=== Given instruction ===
Write out every single entry exactly.

=== Material ===
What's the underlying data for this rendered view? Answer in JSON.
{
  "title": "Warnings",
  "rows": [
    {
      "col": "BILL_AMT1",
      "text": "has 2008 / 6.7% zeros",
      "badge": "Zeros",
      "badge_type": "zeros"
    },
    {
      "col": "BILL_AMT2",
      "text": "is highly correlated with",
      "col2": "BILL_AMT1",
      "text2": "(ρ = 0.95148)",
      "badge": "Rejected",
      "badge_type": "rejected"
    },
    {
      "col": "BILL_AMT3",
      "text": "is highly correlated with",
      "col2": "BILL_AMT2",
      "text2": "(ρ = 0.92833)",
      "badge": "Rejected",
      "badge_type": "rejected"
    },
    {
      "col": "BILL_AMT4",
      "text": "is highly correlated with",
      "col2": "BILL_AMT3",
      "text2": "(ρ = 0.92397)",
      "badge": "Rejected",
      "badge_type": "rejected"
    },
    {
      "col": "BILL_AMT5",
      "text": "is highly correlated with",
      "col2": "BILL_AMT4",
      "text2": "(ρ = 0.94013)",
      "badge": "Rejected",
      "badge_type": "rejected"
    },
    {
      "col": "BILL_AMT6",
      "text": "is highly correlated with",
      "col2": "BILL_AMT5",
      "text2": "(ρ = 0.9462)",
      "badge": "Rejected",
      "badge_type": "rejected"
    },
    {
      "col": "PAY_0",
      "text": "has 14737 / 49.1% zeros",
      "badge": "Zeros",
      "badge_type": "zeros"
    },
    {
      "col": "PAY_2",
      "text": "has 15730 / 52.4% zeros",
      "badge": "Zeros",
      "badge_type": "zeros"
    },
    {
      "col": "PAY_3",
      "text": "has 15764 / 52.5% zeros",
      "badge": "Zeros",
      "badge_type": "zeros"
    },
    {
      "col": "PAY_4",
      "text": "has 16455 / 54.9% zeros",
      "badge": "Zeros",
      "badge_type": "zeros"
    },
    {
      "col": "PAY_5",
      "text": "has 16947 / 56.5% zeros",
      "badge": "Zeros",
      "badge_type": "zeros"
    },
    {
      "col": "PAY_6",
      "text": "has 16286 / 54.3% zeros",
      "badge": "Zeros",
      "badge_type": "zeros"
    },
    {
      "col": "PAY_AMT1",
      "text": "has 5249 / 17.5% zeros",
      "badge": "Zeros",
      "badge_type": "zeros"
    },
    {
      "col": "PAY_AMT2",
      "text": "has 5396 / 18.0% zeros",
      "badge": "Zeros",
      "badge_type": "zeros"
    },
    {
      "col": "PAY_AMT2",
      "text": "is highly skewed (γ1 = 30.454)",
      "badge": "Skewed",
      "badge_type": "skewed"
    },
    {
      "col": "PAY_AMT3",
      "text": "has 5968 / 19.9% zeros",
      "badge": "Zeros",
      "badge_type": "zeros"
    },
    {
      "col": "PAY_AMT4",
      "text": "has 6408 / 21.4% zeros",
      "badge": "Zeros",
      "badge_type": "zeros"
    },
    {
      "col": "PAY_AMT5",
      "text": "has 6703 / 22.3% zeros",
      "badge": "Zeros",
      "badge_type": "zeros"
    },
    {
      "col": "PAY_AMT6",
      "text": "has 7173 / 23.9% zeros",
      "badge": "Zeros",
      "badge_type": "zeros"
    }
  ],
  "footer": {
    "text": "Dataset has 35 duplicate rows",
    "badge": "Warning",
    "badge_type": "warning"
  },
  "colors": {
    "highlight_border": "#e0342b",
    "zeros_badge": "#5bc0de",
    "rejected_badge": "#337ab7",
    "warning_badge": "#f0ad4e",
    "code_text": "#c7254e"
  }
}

=== Expected output ===
What's the underlying data for this rendered view? Answer in JSON.
{
  "title": "Warnings",
  "rows": [
    {
      "col": "BILL_AMT1",
      "text": "has 2008 / 6.7% zeros",
      "badge": "Zeros",
      "badge_type": "zeros"
    },
    {
      "col": "BILL_AMT2",
      "text": "is highly correlated with",
      "col2": "BILL_AMT1",
      "text2": "(ρ = 0.95148)",
      "badge": "Rejected",
      "badge_type": "rejected"
    },
    {
      "col": "BILL_AMT3",
      "text": "is highly correlated with",
      "col2": "BILL_AMT2",
      "text2": "(ρ = 0.92833)",
      "badge": "Rejected",
      "badge_type": "rejected"
    },
    {
      "col": "BILL_AMT4",
      "text": "is highly correlated with",
      "col2": "BILL_AMT3",
      "text2": "(ρ = 0.92397)",
      "badge": "Rejected",
      "badge_type": "rejected"
    },
    {
      "col": "BILL_AMT5",
      "text": "is highly correlated with",
      "col2": "BILL_AMT4",
      "text2": "(ρ = 0.94013)",
      "badge": "Rejected",
      "badge_type": "rejected"
    },
    {
      "col": "BILL_AMT6",
      "text": "is highly correlated with",
      "col2": "BILL_AMT5",
      "text2": "(ρ = 0.9462)",
      "badge": "Rejected",
      "badge_type": "rejected"
    },
    {
      "col": "PAY_0",
      "text": "has 14737 / 49.1% zeros",
      "badge": "Zeros",
      "badge_type": "zeros"
    },
    {
      "col": "PAY_2",
      "text": "has 15730 / 52.4% zeros",
      "badge": "Zeros",
      "badge_type": "zeros"
    },
    {
      "col": "PAY_3",
      "text": "has 15764 / 52.5% zeros",
      "badge": "Zeros",
      "badge_type": "zeros"
    },
    {
      "col": "PAY_4",
      "text": "has 16455 / 54.9% zeros",
      "badge": "Zeros",
      "badge_type": "zeros"
    },
    {
      "col": "PAY_5",
      "text": "has 16947 / 56.5% zeros",
      "badge": "Zeros",
      "badge_type": "zeros"
    },
    {
      "col": "PAY_6",
      "text": "has 16286 / 54.3% zeros",
      "badge": "Zeros",
      "badge_type": "zeros"
    },
    {
      "col": "PAY_AMT1",
      "text": "has 5249 / 17.5% zeros",
      "badge": "Zeros",
      "badge_type": "zeros"
    },
    {
      "col": "PAY_AMT2",
      "text": "has 5396 / 18.0% zeros",
      "badge": "Zeros",
      "badge_type": "zeros"
    },
    {
      "col": "PAY_AMT2",
      "text": "is highly skewed (γ1 = 30.454)",
      "badge": "Skewed",
      "badge_type": "skewed"
    },
    {
      "col": "PAY_AMT3",
      "text": "has 5968 / 19.9% zeros",
      "badge": "Zeros",
      "badge_type": "zeros"
    },
    {
      "col": "PAY_AMT4",
      "text": "has 6408 / 21.4% zeros",
      "badge": "Zeros",
      "badge_type": "zeros"
    },
    {
      "col": "PAY_AMT5",
      "text": "has 6703 / 22.3% zeros",
      "badge": "Zeros",
      "badge_type": "zeros"
    },
    {
      "col": "PAY_AMT6",
      "text": "has 7173 / 23.9% zeros",
      "badge": "Zeros",
      "badge_type": "zeros"
    }
  ],
  "footer": {
    "text": "Dataset has 35 duplicate rows",
    "badge": "Warning",
    "badge_type": "warning"
  },
  "colors": {
    "highlight_border": "#e0342b",
    "zeros_badge": "#5bc0de",
    "rejected_badge": "#337ab7",
    "warning_badge": "#f0ad4e",
    "code_text": "#c7254e"
  }
}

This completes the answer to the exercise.